- RECORD EXTRACTS
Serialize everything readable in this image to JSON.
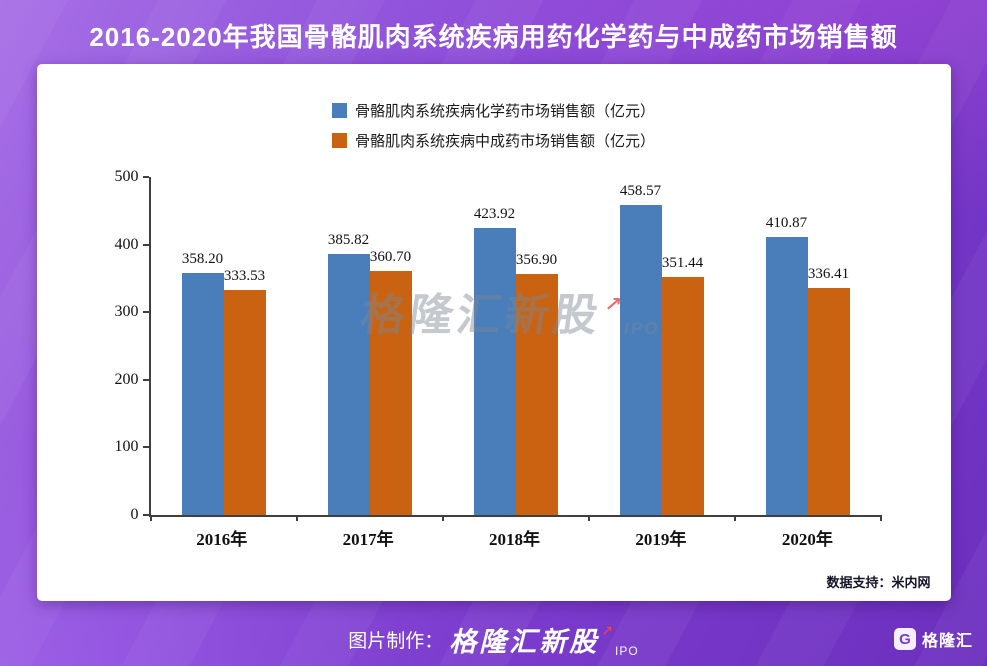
{
  "title": "2016-2020年我国骨骼肌肉系统疾病用药化学药与中成药市场销售额",
  "chart_data": {
    "type": "bar",
    "categories": [
      "2016年",
      "2017年",
      "2018年",
      "2019年",
      "2020年"
    ],
    "series": [
      {
        "name": "骨骼肌肉系统疾病化学药市场销售额（亿元）",
        "color": "#4a7ebb",
        "values": [
          358.2,
          385.82,
          423.92,
          458.57,
          410.87
        ]
      },
      {
        "name": "骨骼肌肉系统疾病中成药市场销售额（亿元）",
        "color": "#c96312",
        "values": [
          333.53,
          360.7,
          356.9,
          351.44,
          336.41
        ]
      }
    ],
    "ylim": [
      0,
      500
    ],
    "yticks": [
      0,
      100,
      200,
      300,
      400,
      500
    ],
    "legend_position": "top",
    "grid": false,
    "value_label_decimals": 2
  },
  "watermark": {
    "text": "格隆汇新股",
    "arrow": "↗",
    "suffix": "IPO"
  },
  "data_support": "数据支持：米内网",
  "footer": {
    "made_label": "图片制作：",
    "brand": "格隆汇新股",
    "brand_arrow": "↗",
    "brand_suffix": "IPO",
    "logo_letter": "G",
    "logo_text": "格隆汇"
  }
}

- EXERCISE REQUIREMENTS
Report how many lines of the listing hold the word "name", with nothing but the number.

- CORRECT RESULT
2